* START *
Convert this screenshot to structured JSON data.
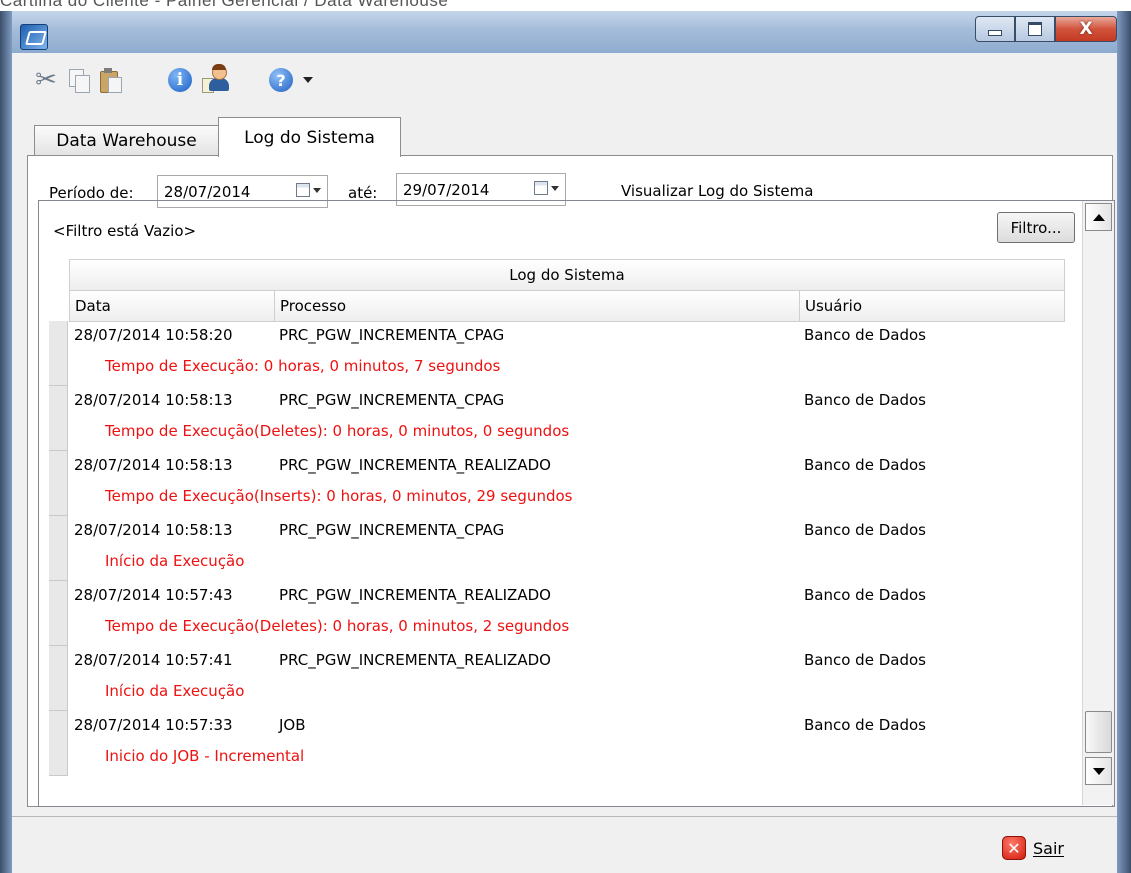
{
  "caption": "Cartilha do Cliente - Painel Gerencial / Data Warehouse",
  "window": {
    "min_icon": "window-minimize-icon",
    "max_icon": "window-maximize-icon",
    "close_label": "X"
  },
  "toolbar": {
    "icons": [
      "scissors-icon",
      "copy-icon",
      "paste-icon",
      "info-icon",
      "user-icon",
      "help-icon",
      "chevron-down-icon"
    ]
  },
  "tabs": [
    {
      "label": "Data Warehouse",
      "active": false
    },
    {
      "label": "Log do Sistema",
      "active": true
    }
  ],
  "period": {
    "from_label": "Período de:",
    "from_value": "28/07/2014",
    "to_label": "até:",
    "to_value": "29/07/2014",
    "view_label": "Visualizar Log do Sistema"
  },
  "filter": {
    "text": "<Filtro está Vazio>",
    "button_label": "Filtro..."
  },
  "grid": {
    "group_header": "Log do Sistema",
    "columns": [
      "Data",
      "Processo",
      "Usuário"
    ],
    "rows": [
      {
        "data": "28/07/2014 10:58:20",
        "processo": "PRC_PGW_INCREMENTA_CPAG",
        "usuario": "Banco de Dados",
        "detalhe": "Tempo de Execução: 0 horas, 0 minutos, 7 segundos"
      },
      {
        "data": "28/07/2014 10:58:13",
        "processo": "PRC_PGW_INCREMENTA_CPAG",
        "usuario": "Banco de Dados",
        "detalhe": "Tempo de Execução(Deletes): 0 horas, 0 minutos, 0 segundos"
      },
      {
        "data": "28/07/2014 10:58:13",
        "processo": "PRC_PGW_INCREMENTA_REALIZADO",
        "usuario": "Banco de Dados",
        "detalhe": "Tempo de Execução(Inserts): 0 horas, 0 minutos, 29 segundos"
      },
      {
        "data": "28/07/2014 10:58:13",
        "processo": "PRC_PGW_INCREMENTA_CPAG",
        "usuario": "Banco de Dados",
        "detalhe": "Início da Execução"
      },
      {
        "data": "28/07/2014 10:57:43",
        "processo": "PRC_PGW_INCREMENTA_REALIZADO",
        "usuario": "Banco de Dados",
        "detalhe": "Tempo de Execução(Deletes): 0 horas, 0 minutos, 2 segundos"
      },
      {
        "data": "28/07/2014 10:57:41",
        "processo": "PRC_PGW_INCREMENTA_REALIZADO",
        "usuario": "Banco de Dados",
        "detalhe": "Início da Execução"
      },
      {
        "data": "28/07/2014 10:57:33",
        "processo": "JOB",
        "usuario": "Banco de Dados",
        "detalhe": "Inicio do JOB - Incremental"
      }
    ]
  },
  "footer": {
    "exit_label": "Sair",
    "exit_icon": "close-icon"
  },
  "colors": {
    "detail_text": "#ee1111",
    "window_frame": "#6d8cb3"
  }
}
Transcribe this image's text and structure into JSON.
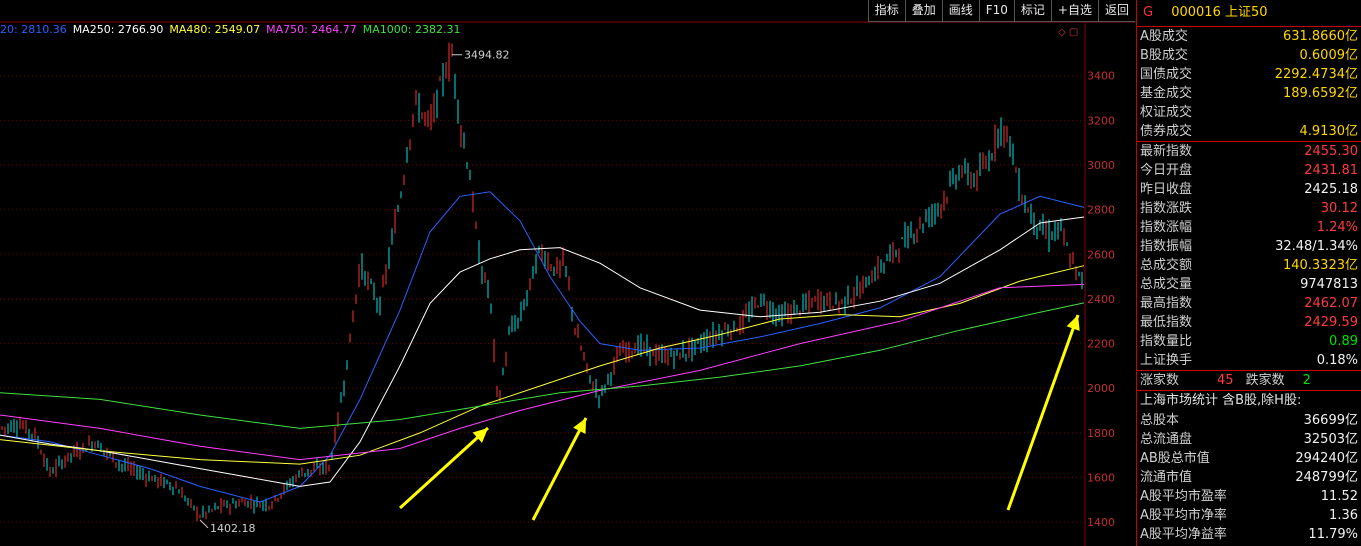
{
  "toolbar": {
    "buttons": [
      "指标",
      "叠加",
      "画线",
      "F10",
      "标记",
      "+自选",
      "返回"
    ]
  },
  "ma_legend": [
    {
      "label": "20: 2810.36",
      "color": "#2a60ff"
    },
    {
      "label": "MA250: 2766.90",
      "color": "#ffffff"
    },
    {
      "label": "MA480: 2549.07",
      "color": "#ffff40"
    },
    {
      "label": "MA750: 2464.77",
      "color": "#ff40ff"
    },
    {
      "label": "MA1000: 2382.31",
      "color": "#40e040"
    }
  ],
  "header": {
    "code": "000016",
    "name": "上证50",
    "letter": "G"
  },
  "trading": [
    {
      "k": "A股成交",
      "v": "631.8660亿"
    },
    {
      "k": "B股成交",
      "v": "0.6009亿"
    },
    {
      "k": "国债成交",
      "v": "2292.4734亿"
    },
    {
      "k": "基金成交",
      "v": "189.6592亿"
    },
    {
      "k": "权证成交",
      "v": ""
    },
    {
      "k": "债券成交",
      "v": "4.9130亿"
    }
  ],
  "quote": [
    {
      "k": "最新指数",
      "v": "2455.30",
      "c": "red"
    },
    {
      "k": "今日开盘",
      "v": "2431.81",
      "c": "red"
    },
    {
      "k": "昨日收盘",
      "v": "2425.18",
      "c": "white"
    },
    {
      "k": "指数涨跌",
      "v": "30.12",
      "c": "red"
    },
    {
      "k": "指数涨幅",
      "v": "1.24%",
      "c": "red"
    },
    {
      "k": "指数振幅",
      "v": "32.48/1.34%",
      "c": "white"
    },
    {
      "k": "总成交额",
      "v": "140.3323亿",
      "c": "yellow"
    },
    {
      "k": "总成交量",
      "v": "9747813",
      "c": "white"
    },
    {
      "k": "最高指数",
      "v": "2462.07",
      "c": "red"
    },
    {
      "k": "最低指数",
      "v": "2429.59",
      "c": "red"
    },
    {
      "k": "指数量比",
      "v": "0.89",
      "c": "green"
    },
    {
      "k": "上证换手",
      "v": "0.18%",
      "c": "white"
    }
  ],
  "breadth": {
    "up_label": "涨家数",
    "up": "45",
    "down_label": "跌家数",
    "down": "2"
  },
  "stats_title": "上海市场统计 含B股,除H股:",
  "stats": [
    {
      "k": "总股本",
      "v": "36699亿"
    },
    {
      "k": "总流通盘",
      "v": "32503亿"
    },
    {
      "k": "AB股总市值",
      "v": "294240亿"
    },
    {
      "k": "流通市值",
      "v": "248799亿"
    },
    {
      "k": "A股平均市盈率",
      "v": "11.52"
    },
    {
      "k": "A股平均市净率",
      "v": "1.36"
    },
    {
      "k": "A股平均净益率",
      "v": "11.79%"
    }
  ],
  "chart_data": {
    "type": "line",
    "y_ticks": [
      1400,
      1600,
      1800,
      2000,
      2200,
      2400,
      2600,
      2800,
      3000,
      3200,
      3400
    ],
    "ylim": [
      1320,
      3560
    ],
    "xlim": [
      0,
      1084
    ],
    "annotations": {
      "high": "3494.82",
      "low": "1402.18"
    },
    "colors": {
      "price": "#ff3030",
      "ma20": "#2a60ff",
      "ma250": "#ffffff",
      "ma480": "#ffff40",
      "ma750": "#ff40ff",
      "ma1000": "#40e040",
      "arrow": "#ffff00"
    },
    "series": [
      {
        "name": "price",
        "color": "#ff3030",
        "x": [
          0,
          20,
          35,
          50,
          70,
          95,
          120,
          150,
          175,
          200,
          220,
          245,
          270,
          300,
          330,
          345,
          360,
          380,
          400,
          415,
          430,
          445,
          452,
          460,
          470,
          480,
          490,
          498,
          510,
          520,
          540,
          555,
          565,
          575,
          590,
          600,
          620,
          640,
          660,
          680,
          700,
          720,
          740,
          760,
          780,
          800,
          820,
          840,
          860,
          880,
          900,
          920,
          940,
          960,
          975,
          990,
          1000,
          1010,
          1020,
          1030,
          1040,
          1050,
          1060,
          1070,
          1084
        ],
        "y": [
          1820,
          1840,
          1790,
          1620,
          1700,
          1760,
          1660,
          1600,
          1560,
          1430,
          1470,
          1490,
          1480,
          1620,
          1650,
          2050,
          2550,
          2370,
          2850,
          3280,
          3180,
          3420,
          3494,
          3190,
          2950,
          2550,
          2420,
          1920,
          2260,
          2310,
          2620,
          2530,
          2560,
          2270,
          2040,
          1960,
          2160,
          2190,
          2140,
          2150,
          2200,
          2250,
          2280,
          2400,
          2320,
          2360,
          2400,
          2380,
          2440,
          2540,
          2640,
          2730,
          2820,
          2980,
          2930,
          3030,
          3180,
          3110,
          2880,
          2780,
          2720,
          2680,
          2720,
          2580,
          2455
        ]
      },
      {
        "name": "MA20",
        "color": "#2a60ff",
        "x": [
          0,
          50,
          100,
          150,
          200,
          260,
          300,
          330,
          360,
          400,
          430,
          460,
          490,
          520,
          550,
          580,
          600,
          640,
          700,
          760,
          820,
          880,
          940,
          1000,
          1040,
          1084
        ],
        "y": [
          1790,
          1760,
          1700,
          1640,
          1560,
          1490,
          1560,
          1700,
          1950,
          2350,
          2700,
          2860,
          2880,
          2750,
          2500,
          2300,
          2200,
          2170,
          2180,
          2230,
          2290,
          2360,
          2500,
          2780,
          2860,
          2810
        ]
      },
      {
        "name": "MA250",
        "color": "#ffffff",
        "x": [
          0,
          50,
          100,
          150,
          200,
          250,
          300,
          330,
          360,
          400,
          430,
          460,
          490,
          520,
          560,
          600,
          640,
          700,
          760,
          820,
          880,
          940,
          1000,
          1040,
          1084
        ],
        "y": [
          1790,
          1750,
          1720,
          1680,
          1640,
          1600,
          1560,
          1580,
          1760,
          2100,
          2380,
          2520,
          2580,
          2620,
          2630,
          2560,
          2450,
          2350,
          2320,
          2340,
          2390,
          2470,
          2620,
          2740,
          2767
        ]
      },
      {
        "name": "MA480",
        "color": "#ffff40",
        "x": [
          0,
          100,
          200,
          300,
          360,
          420,
          480,
          540,
          600,
          660,
          720,
          780,
          840,
          900,
          960,
          1020,
          1084
        ],
        "y": [
          1770,
          1720,
          1680,
          1660,
          1700,
          1800,
          1920,
          2010,
          2100,
          2180,
          2240,
          2310,
          2330,
          2320,
          2380,
          2480,
          2549
        ]
      },
      {
        "name": "MA750",
        "color": "#ff40ff",
        "x": [
          0,
          100,
          200,
          300,
          400,
          460,
          520,
          600,
          700,
          800,
          900,
          1000,
          1084
        ],
        "y": [
          1880,
          1820,
          1740,
          1680,
          1730,
          1820,
          1900,
          1990,
          2080,
          2200,
          2300,
          2450,
          2465
        ]
      },
      {
        "name": "MA1000",
        "color": "#40e040",
        "x": [
          0,
          100,
          200,
          300,
          400,
          480,
          560,
          640,
          720,
          800,
          880,
          960,
          1040,
          1084
        ],
        "y": [
          1980,
          1950,
          1880,
          1820,
          1860,
          1920,
          1980,
          2010,
          2050,
          2100,
          2170,
          2260,
          2340,
          2382
        ]
      }
    ]
  }
}
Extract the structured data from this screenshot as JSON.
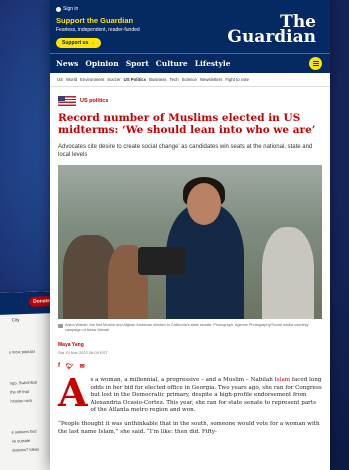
{
  "background_page": {
    "donate_label": "Donate",
    "city_label": "City",
    "lines": [
      "s most popular",
      "ngo. Switchfoot",
      "the riff that",
      "hristian rock",
      "e seekers find",
      "ve outside",
      "stations? Ideas"
    ]
  },
  "masthead": {
    "signin_label": "Sign in",
    "support_title": "Support the Guardian",
    "support_sub": "Fearless, independent, reader-funded",
    "support_btn": "Support us →",
    "logo_line1": "The",
    "logo_line2": "Guardian"
  },
  "nav": {
    "items": [
      "News",
      "Opinion",
      "Sport",
      "Culture",
      "Lifestyle"
    ]
  },
  "subnav": {
    "items": [
      "US",
      "World",
      "Environment",
      "Soccer",
      "US Politics",
      "Business",
      "Tech",
      "Science",
      "Newsletters",
      "Fight to vote"
    ],
    "active_index": 4
  },
  "article": {
    "kicker": "US politics",
    "headline": "Record number of Muslims elected in US midterms: ‘We should lean into who we are’",
    "standfirst": "Advocates cite desire to create social change’ as candidates win seats at the national, state and local levels",
    "caption": "Aisha Wahab, the first Muslim and Afghan American elected to California’s state senate. Photograph: Agence Photography/Social media courtesy campaign of Aisha Wahab",
    "byline": "Maya Yang",
    "dateline": "Sat 19 Nov 2022 08.00 EST",
    "share_icons": [
      "facebook-icon",
      "twitter-icon",
      "email-icon"
    ],
    "dropcap": "A",
    "para1_a": "s a woman, a millennial, a progressive – and a Muslim – Nabilah ",
    "para1_link": "Islam",
    "para1_b": " faced long odds in her bid for elected office in Georgia. Two years ago, she ran for Congress but lost in the Democratic primary, despite a high-profile endorsement from Alexandria Ocasio-Cortez. This year, she ran for state senate to represent parts of the Atlanta metro region and won.",
    "para2": "“People thought it was unthinkable that in the south, someone would vote for a woman with the last name Islam,” she said. “I’m like: then did. Fifty-"
  },
  "colors": {
    "guardian_blue": "#052962",
    "accent_yellow": "#ffe500",
    "news_red": "#c70000"
  }
}
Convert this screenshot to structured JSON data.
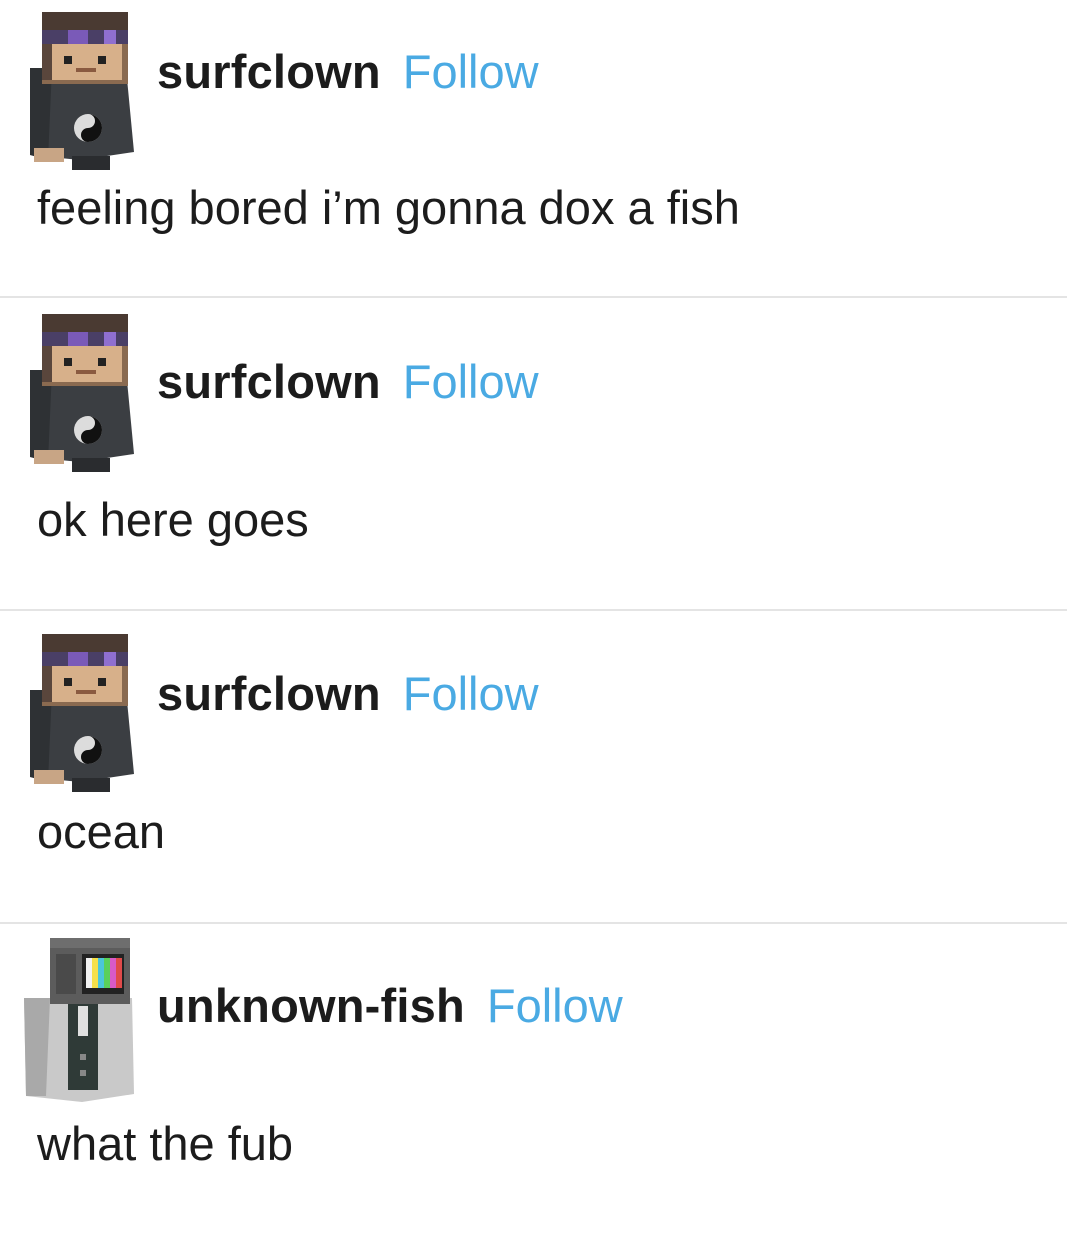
{
  "posts": [
    {
      "username": "surfclown",
      "follow_label": "Follow",
      "avatar_icon": "minecraft-skin-headband-avatar",
      "text": "feeling bored i’m gonna dox a fish"
    },
    {
      "username": "surfclown",
      "follow_label": "Follow",
      "avatar_icon": "minecraft-skin-headband-avatar",
      "text": "ok here goes"
    },
    {
      "username": "surfclown",
      "follow_label": "Follow",
      "avatar_icon": "minecraft-skin-headband-avatar",
      "text": "ocean"
    },
    {
      "username": "unknown-fish",
      "follow_label": "Follow",
      "avatar_icon": "minecraft-skin-tv-head-avatar",
      "text": "what the fub"
    }
  ],
  "colors": {
    "follow_link": "#4aaae3",
    "text": "#1c1c1c",
    "divider": "#e4e4e4",
    "background": "#ffffff"
  }
}
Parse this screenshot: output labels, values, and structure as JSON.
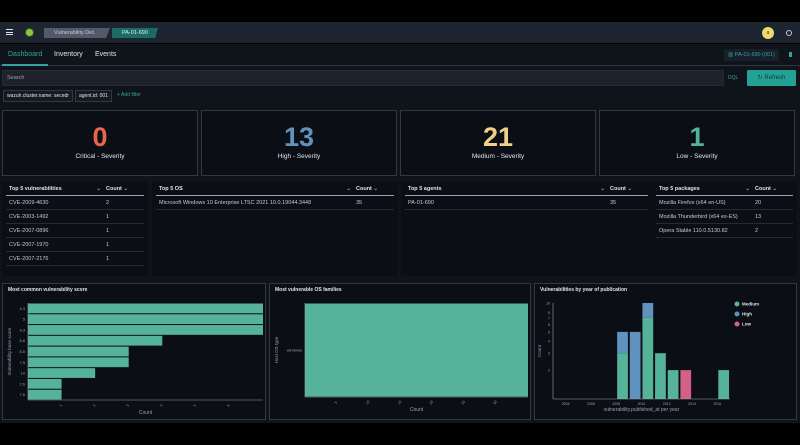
* END *
Challenge: Pick out every line holding the string "vote" and return it.

Worked answer:
      "Fight to vote"
    "para2": "“People thought it was unthinkable that in the south, someone would vote for a woman with the last name Islam,” she said. “I’m like: then did. Fifty-"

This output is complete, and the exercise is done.